Collected data entries
+ + + +

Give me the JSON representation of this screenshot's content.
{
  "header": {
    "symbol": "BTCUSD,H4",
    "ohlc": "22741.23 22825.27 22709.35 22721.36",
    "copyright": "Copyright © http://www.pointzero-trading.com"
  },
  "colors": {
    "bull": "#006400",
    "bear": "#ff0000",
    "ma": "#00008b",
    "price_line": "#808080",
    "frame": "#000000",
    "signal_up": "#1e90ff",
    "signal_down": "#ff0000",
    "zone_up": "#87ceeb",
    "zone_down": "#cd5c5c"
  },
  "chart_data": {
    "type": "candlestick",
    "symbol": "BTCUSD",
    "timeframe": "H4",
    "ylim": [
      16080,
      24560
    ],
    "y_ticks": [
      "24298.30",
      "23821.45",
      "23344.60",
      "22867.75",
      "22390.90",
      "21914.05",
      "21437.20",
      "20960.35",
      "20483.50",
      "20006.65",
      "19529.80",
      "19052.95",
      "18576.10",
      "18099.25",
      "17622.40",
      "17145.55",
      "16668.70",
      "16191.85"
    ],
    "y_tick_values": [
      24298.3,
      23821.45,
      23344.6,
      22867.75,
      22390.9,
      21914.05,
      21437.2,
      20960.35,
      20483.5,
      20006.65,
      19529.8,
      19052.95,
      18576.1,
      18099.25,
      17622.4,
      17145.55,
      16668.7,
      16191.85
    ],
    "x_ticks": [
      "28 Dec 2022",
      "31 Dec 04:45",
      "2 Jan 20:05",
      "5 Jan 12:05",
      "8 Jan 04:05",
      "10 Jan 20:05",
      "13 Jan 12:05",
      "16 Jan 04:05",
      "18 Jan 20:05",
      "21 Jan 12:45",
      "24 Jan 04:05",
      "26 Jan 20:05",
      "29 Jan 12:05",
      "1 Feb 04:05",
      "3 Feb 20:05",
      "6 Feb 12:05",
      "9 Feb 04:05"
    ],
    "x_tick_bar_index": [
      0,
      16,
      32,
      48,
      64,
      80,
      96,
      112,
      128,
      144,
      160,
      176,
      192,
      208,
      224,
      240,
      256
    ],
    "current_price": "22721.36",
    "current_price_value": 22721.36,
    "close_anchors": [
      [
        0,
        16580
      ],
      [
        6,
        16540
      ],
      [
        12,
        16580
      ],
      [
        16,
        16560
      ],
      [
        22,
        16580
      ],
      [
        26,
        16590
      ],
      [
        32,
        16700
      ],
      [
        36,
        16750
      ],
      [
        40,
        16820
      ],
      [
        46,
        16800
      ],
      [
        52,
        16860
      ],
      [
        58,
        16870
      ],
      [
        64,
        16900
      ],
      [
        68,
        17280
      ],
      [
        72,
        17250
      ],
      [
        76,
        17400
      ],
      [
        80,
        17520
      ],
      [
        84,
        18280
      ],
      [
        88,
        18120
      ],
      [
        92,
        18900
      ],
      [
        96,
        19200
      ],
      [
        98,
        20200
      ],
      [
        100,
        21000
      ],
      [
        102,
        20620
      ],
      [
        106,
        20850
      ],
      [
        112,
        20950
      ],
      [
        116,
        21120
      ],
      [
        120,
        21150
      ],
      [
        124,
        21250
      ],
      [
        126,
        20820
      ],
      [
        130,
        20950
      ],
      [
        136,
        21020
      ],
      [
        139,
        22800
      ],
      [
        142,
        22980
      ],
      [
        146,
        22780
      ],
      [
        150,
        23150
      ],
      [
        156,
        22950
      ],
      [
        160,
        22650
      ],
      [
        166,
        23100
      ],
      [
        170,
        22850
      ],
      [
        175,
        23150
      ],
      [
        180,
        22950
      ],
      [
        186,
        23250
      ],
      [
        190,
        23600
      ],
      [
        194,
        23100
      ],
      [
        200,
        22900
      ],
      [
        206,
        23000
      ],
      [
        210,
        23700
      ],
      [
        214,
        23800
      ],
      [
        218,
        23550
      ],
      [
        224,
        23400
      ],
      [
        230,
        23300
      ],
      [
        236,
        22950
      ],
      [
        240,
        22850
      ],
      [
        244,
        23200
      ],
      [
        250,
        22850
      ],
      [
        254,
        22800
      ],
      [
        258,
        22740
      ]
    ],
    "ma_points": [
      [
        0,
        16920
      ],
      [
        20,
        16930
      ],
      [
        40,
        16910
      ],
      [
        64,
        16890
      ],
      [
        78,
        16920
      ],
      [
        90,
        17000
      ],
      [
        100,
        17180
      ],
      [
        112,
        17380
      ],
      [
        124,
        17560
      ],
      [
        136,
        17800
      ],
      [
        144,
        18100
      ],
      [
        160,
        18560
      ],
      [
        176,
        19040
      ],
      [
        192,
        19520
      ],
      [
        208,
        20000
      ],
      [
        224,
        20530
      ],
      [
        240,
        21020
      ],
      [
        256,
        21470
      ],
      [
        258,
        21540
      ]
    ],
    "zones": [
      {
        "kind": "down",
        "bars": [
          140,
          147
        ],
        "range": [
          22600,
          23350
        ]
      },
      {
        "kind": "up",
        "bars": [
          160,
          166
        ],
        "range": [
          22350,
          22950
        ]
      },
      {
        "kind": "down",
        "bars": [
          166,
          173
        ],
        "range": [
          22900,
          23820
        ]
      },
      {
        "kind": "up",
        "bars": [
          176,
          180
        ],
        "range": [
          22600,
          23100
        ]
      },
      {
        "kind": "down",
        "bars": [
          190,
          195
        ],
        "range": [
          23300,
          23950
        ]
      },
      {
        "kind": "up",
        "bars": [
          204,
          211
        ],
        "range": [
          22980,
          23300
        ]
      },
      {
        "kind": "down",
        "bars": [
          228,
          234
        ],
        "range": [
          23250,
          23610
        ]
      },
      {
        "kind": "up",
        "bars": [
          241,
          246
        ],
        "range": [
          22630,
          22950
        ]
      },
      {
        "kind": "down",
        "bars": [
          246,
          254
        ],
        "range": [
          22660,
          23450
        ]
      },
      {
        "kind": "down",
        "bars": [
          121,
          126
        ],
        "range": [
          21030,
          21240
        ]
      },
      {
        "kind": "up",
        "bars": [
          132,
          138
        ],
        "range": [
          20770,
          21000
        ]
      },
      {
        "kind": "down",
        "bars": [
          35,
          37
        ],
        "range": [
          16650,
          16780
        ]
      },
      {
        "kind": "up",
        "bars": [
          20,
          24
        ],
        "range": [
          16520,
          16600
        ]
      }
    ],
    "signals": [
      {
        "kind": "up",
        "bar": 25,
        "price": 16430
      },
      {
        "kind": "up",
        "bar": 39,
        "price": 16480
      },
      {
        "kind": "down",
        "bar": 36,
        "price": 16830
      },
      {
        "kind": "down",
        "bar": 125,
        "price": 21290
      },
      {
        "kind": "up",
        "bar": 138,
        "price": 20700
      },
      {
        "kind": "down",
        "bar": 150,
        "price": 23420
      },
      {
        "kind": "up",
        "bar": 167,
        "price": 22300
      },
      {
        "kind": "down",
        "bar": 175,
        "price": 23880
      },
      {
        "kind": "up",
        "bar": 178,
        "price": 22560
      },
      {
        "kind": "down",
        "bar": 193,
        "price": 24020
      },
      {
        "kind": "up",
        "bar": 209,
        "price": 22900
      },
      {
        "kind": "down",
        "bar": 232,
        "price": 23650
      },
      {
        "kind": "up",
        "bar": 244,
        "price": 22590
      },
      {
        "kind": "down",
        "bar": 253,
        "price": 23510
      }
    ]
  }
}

+ + + +

Output each record exactly, leaving nothing out.

Give me the JSON representation of this screenshot's content.
{
  "header": {
    "symbol": "BTCUSD,H4",
    "ohlc": "22741.23 22825.27 22709.35 22721.36",
    "copyright": "Copyright © http://www.pointzero-trading.com"
  },
  "colors": {
    "bull": "#006400",
    "bear": "#ff0000",
    "ma": "#00008b",
    "price_line": "#808080",
    "frame": "#000000",
    "signal_up": "#1e90ff",
    "signal_down": "#ff0000",
    "zone_up": "#87ceeb",
    "zone_down": "#cd5c5c"
  },
  "chart_data": {
    "type": "candlestick",
    "symbol": "BTCUSD",
    "timeframe": "H4",
    "ylim": [
      16080,
      24560
    ],
    "y_ticks": [
      "24298.30",
      "23821.45",
      "23344.60",
      "22867.75",
      "22390.90",
      "21914.05",
      "21437.20",
      "20960.35",
      "20483.50",
      "20006.65",
      "19529.80",
      "19052.95",
      "18576.10",
      "18099.25",
      "17622.40",
      "17145.55",
      "16668.70",
      "16191.85"
    ],
    "y_tick_values": [
      24298.3,
      23821.45,
      23344.6,
      22867.75,
      22390.9,
      21914.05,
      21437.2,
      20960.35,
      20483.5,
      20006.65,
      19529.8,
      19052.95,
      18576.1,
      18099.25,
      17622.4,
      17145.55,
      16668.7,
      16191.85
    ],
    "x_ticks": [
      "28 Dec 2022",
      "31 Dec 04:45",
      "2 Jan 20:05",
      "5 Jan 12:05",
      "8 Jan 04:05",
      "10 Jan 20:05",
      "13 Jan 12:05",
      "16 Jan 04:05",
      "18 Jan 20:05",
      "21 Jan 12:45",
      "24 Jan 04:05",
      "26 Jan 20:05",
      "29 Jan 12:05",
      "1 Feb 04:05",
      "3 Feb 20:05",
      "6 Feb 12:05",
      "9 Feb 04:05"
    ],
    "x_tick_bar_index": [
      0,
      16,
      32,
      48,
      64,
      80,
      96,
      112,
      128,
      144,
      160,
      176,
      192,
      208,
      224,
      240,
      256
    ],
    "current_price": "22721.36",
    "current_price_value": 22721.36,
    "close_anchors": [
      [
        0,
        16580
      ],
      [
        6,
        16540
      ],
      [
        12,
        16580
      ],
      [
        16,
        16560
      ],
      [
        22,
        16580
      ],
      [
        26,
        16590
      ],
      [
        32,
        16700
      ],
      [
        36,
        16750
      ],
      [
        40,
        16820
      ],
      [
        46,
        16800
      ],
      [
        52,
        16860
      ],
      [
        58,
        16870
      ],
      [
        64,
        16900
      ],
      [
        68,
        17280
      ],
      [
        72,
        17250
      ],
      [
        76,
        17400
      ],
      [
        80,
        17520
      ],
      [
        84,
        18280
      ],
      [
        88,
        18120
      ],
      [
        92,
        18900
      ],
      [
        96,
        19200
      ],
      [
        98,
        20200
      ],
      [
        100,
        21000
      ],
      [
        102,
        20620
      ],
      [
        106,
        20850
      ],
      [
        112,
        20950
      ],
      [
        116,
        21120
      ],
      [
        120,
        21150
      ],
      [
        124,
        21250
      ],
      [
        126,
        20820
      ],
      [
        130,
        20950
      ],
      [
        136,
        21020
      ],
      [
        139,
        22800
      ],
      [
        142,
        22980
      ],
      [
        146,
        22780
      ],
      [
        150,
        23150
      ],
      [
        156,
        22950
      ],
      [
        160,
        22650
      ],
      [
        166,
        23100
      ],
      [
        170,
        22850
      ],
      [
        175,
        23150
      ],
      [
        180,
        22950
      ],
      [
        186,
        23250
      ],
      [
        190,
        23600
      ],
      [
        194,
        23100
      ],
      [
        200,
        22900
      ],
      [
        206,
        23000
      ],
      [
        210,
        23700
      ],
      [
        214,
        23800
      ],
      [
        218,
        23550
      ],
      [
        224,
        23400
      ],
      [
        230,
        23300
      ],
      [
        236,
        22950
      ],
      [
        240,
        22850
      ],
      [
        244,
        23200
      ],
      [
        250,
        22850
      ],
      [
        254,
        22800
      ],
      [
        258,
        22740
      ]
    ],
    "ma_points": [
      [
        0,
        16920
      ],
      [
        20,
        16930
      ],
      [
        40,
        16910
      ],
      [
        64,
        16890
      ],
      [
        78,
        16920
      ],
      [
        90,
        17000
      ],
      [
        100,
        17180
      ],
      [
        112,
        17380
      ],
      [
        124,
        17560
      ],
      [
        136,
        17800
      ],
      [
        144,
        18100
      ],
      [
        160,
        18560
      ],
      [
        176,
        19040
      ],
      [
        192,
        19520
      ],
      [
        208,
        20000
      ],
      [
        224,
        20530
      ],
      [
        240,
        21020
      ],
      [
        256,
        21470
      ],
      [
        258,
        21540
      ]
    ],
    "zones": [
      {
        "kind": "down",
        "bars": [
          140,
          147
        ],
        "range": [
          22600,
          23350
        ]
      },
      {
        "kind": "up",
        "bars": [
          160,
          166
        ],
        "range": [
          22350,
          22950
        ]
      },
      {
        "kind": "down",
        "bars": [
          166,
          173
        ],
        "range": [
          22900,
          23820
        ]
      },
      {
        "kind": "up",
        "bars": [
          176,
          180
        ],
        "range": [
          22600,
          23100
        ]
      },
      {
        "kind": "down",
        "bars": [
          190,
          195
        ],
        "range": [
          23300,
          23950
        ]
      },
      {
        "kind": "up",
        "bars": [
          204,
          211
        ],
        "range": [
          22980,
          23300
        ]
      },
      {
        "kind": "down",
        "bars": [
          228,
          234
        ],
        "range": [
          23250,
          23610
        ]
      },
      {
        "kind": "up",
        "bars": [
          241,
          246
        ],
        "range": [
          22630,
          22950
        ]
      },
      {
        "kind": "down",
        "bars": [
          246,
          254
        ],
        "range": [
          22660,
          23450
        ]
      },
      {
        "kind": "down",
        "bars": [
          121,
          126
        ],
        "range": [
          21030,
          21240
        ]
      },
      {
        "kind": "up",
        "bars": [
          132,
          138
        ],
        "range": [
          20770,
          21000
        ]
      },
      {
        "kind": "down",
        "bars": [
          35,
          37
        ],
        "range": [
          16650,
          16780
        ]
      },
      {
        "kind": "up",
        "bars": [
          20,
          24
        ],
        "range": [
          16520,
          16600
        ]
      }
    ],
    "signals": [
      {
        "kind": "up",
        "bar": 25,
        "price": 16430
      },
      {
        "kind": "up",
        "bar": 39,
        "price": 16480
      },
      {
        "kind": "down",
        "bar": 36,
        "price": 16830
      },
      {
        "kind": "down",
        "bar": 125,
        "price": 21290
      },
      {
        "kind": "up",
        "bar": 138,
        "price": 20700
      },
      {
        "kind": "down",
        "bar": 150,
        "price": 23420
      },
      {
        "kind": "up",
        "bar": 167,
        "price": 22300
      },
      {
        "kind": "down",
        "bar": 175,
        "price": 23880
      },
      {
        "kind": "up",
        "bar": 178,
        "price": 22560
      },
      {
        "kind": "down",
        "bar": 193,
        "price": 24020
      },
      {
        "kind": "up",
        "bar": 209,
        "price": 22900
      },
      {
        "kind": "down",
        "bar": 232,
        "price": 23650
      },
      {
        "kind": "up",
        "bar": 244,
        "price": 22590
      },
      {
        "kind": "down",
        "bar": 253,
        "price": 23510
      }
    ]
  }
}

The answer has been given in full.